• **TASK**: Copy out every record precisely.

• **DATASET**:
....................

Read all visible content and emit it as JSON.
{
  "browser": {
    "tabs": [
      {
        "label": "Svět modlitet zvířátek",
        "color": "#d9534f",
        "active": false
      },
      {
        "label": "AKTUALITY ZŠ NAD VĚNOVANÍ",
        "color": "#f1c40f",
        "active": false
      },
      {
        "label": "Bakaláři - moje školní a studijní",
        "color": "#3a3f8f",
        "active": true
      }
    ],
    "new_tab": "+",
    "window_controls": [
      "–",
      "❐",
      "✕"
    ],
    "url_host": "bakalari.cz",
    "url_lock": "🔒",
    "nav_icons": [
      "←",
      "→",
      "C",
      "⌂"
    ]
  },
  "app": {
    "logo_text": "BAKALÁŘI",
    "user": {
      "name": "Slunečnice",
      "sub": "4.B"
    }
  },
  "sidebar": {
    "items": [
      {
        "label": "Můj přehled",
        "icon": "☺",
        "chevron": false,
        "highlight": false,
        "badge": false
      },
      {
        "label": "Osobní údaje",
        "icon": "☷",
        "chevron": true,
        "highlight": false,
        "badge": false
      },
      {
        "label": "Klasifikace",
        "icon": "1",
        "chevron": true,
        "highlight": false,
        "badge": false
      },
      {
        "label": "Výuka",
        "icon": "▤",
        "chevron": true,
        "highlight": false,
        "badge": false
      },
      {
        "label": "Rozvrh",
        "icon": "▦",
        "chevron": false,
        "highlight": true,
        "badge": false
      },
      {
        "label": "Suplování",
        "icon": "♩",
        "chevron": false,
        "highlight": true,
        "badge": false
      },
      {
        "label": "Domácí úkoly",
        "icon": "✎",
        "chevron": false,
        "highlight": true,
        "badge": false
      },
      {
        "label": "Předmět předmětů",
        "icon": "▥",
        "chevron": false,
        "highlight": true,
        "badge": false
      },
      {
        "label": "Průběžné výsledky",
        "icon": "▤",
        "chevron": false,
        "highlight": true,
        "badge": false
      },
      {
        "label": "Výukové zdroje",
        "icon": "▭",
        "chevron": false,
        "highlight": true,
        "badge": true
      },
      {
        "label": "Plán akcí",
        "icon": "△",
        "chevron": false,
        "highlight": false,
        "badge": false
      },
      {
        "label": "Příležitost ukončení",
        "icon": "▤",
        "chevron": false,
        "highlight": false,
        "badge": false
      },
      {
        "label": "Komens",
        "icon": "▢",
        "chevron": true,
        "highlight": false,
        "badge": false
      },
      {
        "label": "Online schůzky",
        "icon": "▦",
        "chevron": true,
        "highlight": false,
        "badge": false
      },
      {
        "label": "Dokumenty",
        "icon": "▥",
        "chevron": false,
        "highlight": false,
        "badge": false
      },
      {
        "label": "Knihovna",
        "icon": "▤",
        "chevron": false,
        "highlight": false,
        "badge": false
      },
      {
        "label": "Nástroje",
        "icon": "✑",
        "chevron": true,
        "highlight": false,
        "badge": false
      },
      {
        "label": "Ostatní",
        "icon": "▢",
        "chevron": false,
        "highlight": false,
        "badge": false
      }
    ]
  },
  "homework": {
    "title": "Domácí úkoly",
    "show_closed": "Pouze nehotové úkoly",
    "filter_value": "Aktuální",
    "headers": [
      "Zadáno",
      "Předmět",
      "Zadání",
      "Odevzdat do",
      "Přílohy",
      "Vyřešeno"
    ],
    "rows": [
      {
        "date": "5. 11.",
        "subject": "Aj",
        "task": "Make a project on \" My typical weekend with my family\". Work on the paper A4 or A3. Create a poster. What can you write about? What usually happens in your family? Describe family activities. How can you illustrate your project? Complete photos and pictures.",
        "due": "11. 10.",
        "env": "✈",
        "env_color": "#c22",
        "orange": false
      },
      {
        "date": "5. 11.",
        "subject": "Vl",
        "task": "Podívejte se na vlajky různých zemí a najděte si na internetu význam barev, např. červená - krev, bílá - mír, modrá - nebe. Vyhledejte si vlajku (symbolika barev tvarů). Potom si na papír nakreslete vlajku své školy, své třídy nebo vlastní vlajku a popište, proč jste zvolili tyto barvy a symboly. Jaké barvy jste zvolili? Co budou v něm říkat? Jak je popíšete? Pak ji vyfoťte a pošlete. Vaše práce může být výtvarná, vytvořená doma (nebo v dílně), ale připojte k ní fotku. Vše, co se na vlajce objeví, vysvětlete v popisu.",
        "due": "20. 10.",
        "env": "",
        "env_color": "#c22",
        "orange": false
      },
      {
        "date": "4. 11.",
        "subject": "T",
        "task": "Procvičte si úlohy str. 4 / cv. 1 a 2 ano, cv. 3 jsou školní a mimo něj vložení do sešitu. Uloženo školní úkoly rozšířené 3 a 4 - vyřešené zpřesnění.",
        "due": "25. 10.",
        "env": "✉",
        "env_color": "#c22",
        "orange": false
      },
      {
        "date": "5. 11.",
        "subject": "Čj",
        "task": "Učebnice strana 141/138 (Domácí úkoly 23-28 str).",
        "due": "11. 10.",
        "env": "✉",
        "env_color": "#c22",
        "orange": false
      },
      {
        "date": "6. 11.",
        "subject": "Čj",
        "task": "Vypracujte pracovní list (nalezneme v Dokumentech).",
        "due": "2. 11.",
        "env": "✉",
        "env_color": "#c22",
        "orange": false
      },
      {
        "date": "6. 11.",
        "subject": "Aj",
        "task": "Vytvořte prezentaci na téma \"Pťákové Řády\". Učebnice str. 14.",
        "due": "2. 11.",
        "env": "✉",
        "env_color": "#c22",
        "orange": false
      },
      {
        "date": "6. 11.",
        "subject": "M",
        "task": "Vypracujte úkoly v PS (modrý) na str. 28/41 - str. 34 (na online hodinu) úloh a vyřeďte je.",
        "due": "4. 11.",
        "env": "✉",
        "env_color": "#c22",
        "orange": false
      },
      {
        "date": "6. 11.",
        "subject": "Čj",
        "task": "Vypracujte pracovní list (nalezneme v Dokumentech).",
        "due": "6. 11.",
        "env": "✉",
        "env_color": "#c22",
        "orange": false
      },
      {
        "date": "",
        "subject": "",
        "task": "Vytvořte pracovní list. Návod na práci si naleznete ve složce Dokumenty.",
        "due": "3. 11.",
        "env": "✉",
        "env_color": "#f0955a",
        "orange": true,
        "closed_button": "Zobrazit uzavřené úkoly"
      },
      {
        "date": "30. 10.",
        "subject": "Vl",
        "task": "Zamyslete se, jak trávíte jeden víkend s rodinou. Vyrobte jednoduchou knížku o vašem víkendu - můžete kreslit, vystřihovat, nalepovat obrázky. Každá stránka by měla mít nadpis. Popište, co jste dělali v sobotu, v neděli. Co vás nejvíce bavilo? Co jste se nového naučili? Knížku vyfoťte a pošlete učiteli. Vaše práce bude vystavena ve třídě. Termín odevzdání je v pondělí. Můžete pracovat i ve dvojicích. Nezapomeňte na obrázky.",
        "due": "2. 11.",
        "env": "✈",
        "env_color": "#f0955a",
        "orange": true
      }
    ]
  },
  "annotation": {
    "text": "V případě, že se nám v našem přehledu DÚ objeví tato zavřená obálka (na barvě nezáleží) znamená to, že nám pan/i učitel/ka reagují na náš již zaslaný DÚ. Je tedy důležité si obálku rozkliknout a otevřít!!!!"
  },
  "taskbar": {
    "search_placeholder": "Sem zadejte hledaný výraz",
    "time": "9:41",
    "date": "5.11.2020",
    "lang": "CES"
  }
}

....................

• **FINAL RESULT**:
Read all visible content and emit it as JSON.
{
  "browser": {
    "tabs": [
      {
        "label": "Svět modlitet zvířátek",
        "color": "#d9534f",
        "active": false
      },
      {
        "label": "AKTUALITY ZŠ NAD VĚNOVANÍ",
        "color": "#f1c40f",
        "active": false
      },
      {
        "label": "Bakaláři - moje školní a studijní",
        "color": "#3a3f8f",
        "active": true
      }
    ],
    "new_tab": "+",
    "window_controls": [
      "–",
      "❐",
      "✕"
    ],
    "url_host": "bakalari.cz",
    "url_lock": "🔒",
    "nav_icons": [
      "←",
      "→",
      "C",
      "⌂"
    ]
  },
  "app": {
    "logo_text": "BAKALÁŘI",
    "user": {
      "name": "Slunečnice",
      "sub": "4.B"
    }
  },
  "sidebar": {
    "items": [
      {
        "label": "Můj přehled",
        "icon": "☺",
        "chevron": false,
        "highlight": false,
        "badge": false
      },
      {
        "label": "Osobní údaje",
        "icon": "☷",
        "chevron": true,
        "highlight": false,
        "badge": false
      },
      {
        "label": "Klasifikace",
        "icon": "1",
        "chevron": true,
        "highlight": false,
        "badge": false
      },
      {
        "label": "Výuka",
        "icon": "▤",
        "chevron": true,
        "highlight": false,
        "badge": false
      },
      {
        "label": "Rozvrh",
        "icon": "▦",
        "chevron": false,
        "highlight": true,
        "badge": false
      },
      {
        "label": "Suplování",
        "icon": "♩",
        "chevron": false,
        "highlight": true,
        "badge": false
      },
      {
        "label": "Domácí úkoly",
        "icon": "✎",
        "chevron": false,
        "highlight": true,
        "badge": false
      },
      {
        "label": "Předmět předmětů",
        "icon": "▥",
        "chevron": false,
        "highlight": true,
        "badge": false
      },
      {
        "label": "Průběžné výsledky",
        "icon": "▤",
        "chevron": false,
        "highlight": true,
        "badge": false
      },
      {
        "label": "Výukové zdroje",
        "icon": "▭",
        "chevron": false,
        "highlight": true,
        "badge": true
      },
      {
        "label": "Plán akcí",
        "icon": "△",
        "chevron": false,
        "highlight": false,
        "badge": false
      },
      {
        "label": "Příležitost ukončení",
        "icon": "▤",
        "chevron": false,
        "highlight": false,
        "badge": false
      },
      {
        "label": "Komens",
        "icon": "▢",
        "chevron": true,
        "highlight": false,
        "badge": false
      },
      {
        "label": "Online schůzky",
        "icon": "▦",
        "chevron": true,
        "highlight": false,
        "badge": false
      },
      {
        "label": "Dokumenty",
        "icon": "▥",
        "chevron": false,
        "highlight": false,
        "badge": false
      },
      {
        "label": "Knihovna",
        "icon": "▤",
        "chevron": false,
        "highlight": false,
        "badge": false
      },
      {
        "label": "Nástroje",
        "icon": "✑",
        "chevron": true,
        "highlight": false,
        "badge": false
      },
      {
        "label": "Ostatní",
        "icon": "▢",
        "chevron": false,
        "highlight": false,
        "badge": false
      }
    ]
  },
  "homework": {
    "title": "Domácí úkoly",
    "show_closed": "Pouze nehotové úkoly",
    "filter_value": "Aktuální",
    "headers": [
      "Zadáno",
      "Předmět",
      "Zadání",
      "Odevzdat do",
      "Přílohy",
      "Vyřešeno"
    ],
    "rows": [
      {
        "date": "5. 11.",
        "subject": "Aj",
        "task": "Make a project on \" My typical weekend with my family\". Work on the paper A4 or A3. Create a poster. What can you write about? What usually happens in your family? Describe family activities. How can you illustrate your project? Complete photos and pictures.",
        "due": "11. 10.",
        "env": "✈",
        "env_color": "#c22",
        "orange": false
      },
      {
        "date": "5. 11.",
        "subject": "Vl",
        "task": "Podívejte se na vlajky různých zemí a najděte si na internetu význam barev, např. červená - krev, bílá - mír, modrá - nebe. Vyhledejte si vlajku (symbolika barev tvarů). Potom si na papír nakreslete vlajku své školy, své třídy nebo vlastní vlajku a popište, proč jste zvolili tyto barvy a symboly. Jaké barvy jste zvolili? Co budou v něm říkat? Jak je popíšete? Pak ji vyfoťte a pošlete. Vaše práce může být výtvarná, vytvořená doma (nebo v dílně), ale připojte k ní fotku. Vše, co se na vlajce objeví, vysvětlete v popisu.",
        "due": "20. 10.",
        "env": "",
        "env_color": "#c22",
        "orange": false
      },
      {
        "date": "4. 11.",
        "subject": "T",
        "task": "Procvičte si úlohy str. 4 / cv. 1 a 2 ano, cv. 3 jsou školní a mimo něj vložení do sešitu. Uloženo školní úkoly rozšířené 3 a 4 - vyřešené zpřesnění.",
        "due": "25. 10.",
        "env": "✉",
        "env_color": "#c22",
        "orange": false
      },
      {
        "date": "5. 11.",
        "subject": "Čj",
        "task": "Učebnice strana 141/138 (Domácí úkoly 23-28 str).",
        "due": "11. 10.",
        "env": "✉",
        "env_color": "#c22",
        "orange": false
      },
      {
        "date": "6. 11.",
        "subject": "Čj",
        "task": "Vypracujte pracovní list (nalezneme v Dokumentech).",
        "due": "2. 11.",
        "env": "✉",
        "env_color": "#c22",
        "orange": false
      },
      {
        "date": "6. 11.",
        "subject": "Aj",
        "task": "Vytvořte prezentaci na téma \"Pťákové Řády\". Učebnice str. 14.",
        "due": "2. 11.",
        "env": "✉",
        "env_color": "#c22",
        "orange": false
      },
      {
        "date": "6. 11.",
        "subject": "M",
        "task": "Vypracujte úkoly v PS (modrý) na str. 28/41 - str. 34 (na online hodinu) úloh a vyřeďte je.",
        "due": "4. 11.",
        "env": "✉",
        "env_color": "#c22",
        "orange": false
      },
      {
        "date": "6. 11.",
        "subject": "Čj",
        "task": "Vypracujte pracovní list (nalezneme v Dokumentech).",
        "due": "6. 11.",
        "env": "✉",
        "env_color": "#c22",
        "orange": false
      },
      {
        "date": "",
        "subject": "",
        "task": "Vytvořte pracovní list. Návod na práci si naleznete ve složce Dokumenty.",
        "due": "3. 11.",
        "env": "✉",
        "env_color": "#f0955a",
        "orange": true,
        "closed_button": "Zobrazit uzavřené úkoly"
      },
      {
        "date": "30. 10.",
        "subject": "Vl",
        "task": "Zamyslete se, jak trávíte jeden víkend s rodinou. Vyrobte jednoduchou knížku o vašem víkendu - můžete kreslit, vystřihovat, nalepovat obrázky. Každá stránka by měla mít nadpis. Popište, co jste dělali v sobotu, v neděli. Co vás nejvíce bavilo? Co jste se nového naučili? Knížku vyfoťte a pošlete učiteli. Vaše práce bude vystavena ve třídě. Termín odevzdání je v pondělí. Můžete pracovat i ve dvojicích. Nezapomeňte na obrázky.",
        "due": "2. 11.",
        "env": "✈",
        "env_color": "#f0955a",
        "orange": true
      }
    ]
  },
  "annotation": {
    "text": "V případě, že se nám v našem přehledu DÚ objeví tato zavřená obálka (na barvě nezáleží) znamená to, že nám pan/i učitel/ka reagují na náš již zaslaný DÚ. Je tedy důležité si obálku rozkliknout a otevřít!!!!"
  },
  "taskbar": {
    "search_placeholder": "Sem zadejte hledaný výraz",
    "time": "9:41",
    "date": "5.11.2020",
    "lang": "CES"
  }
}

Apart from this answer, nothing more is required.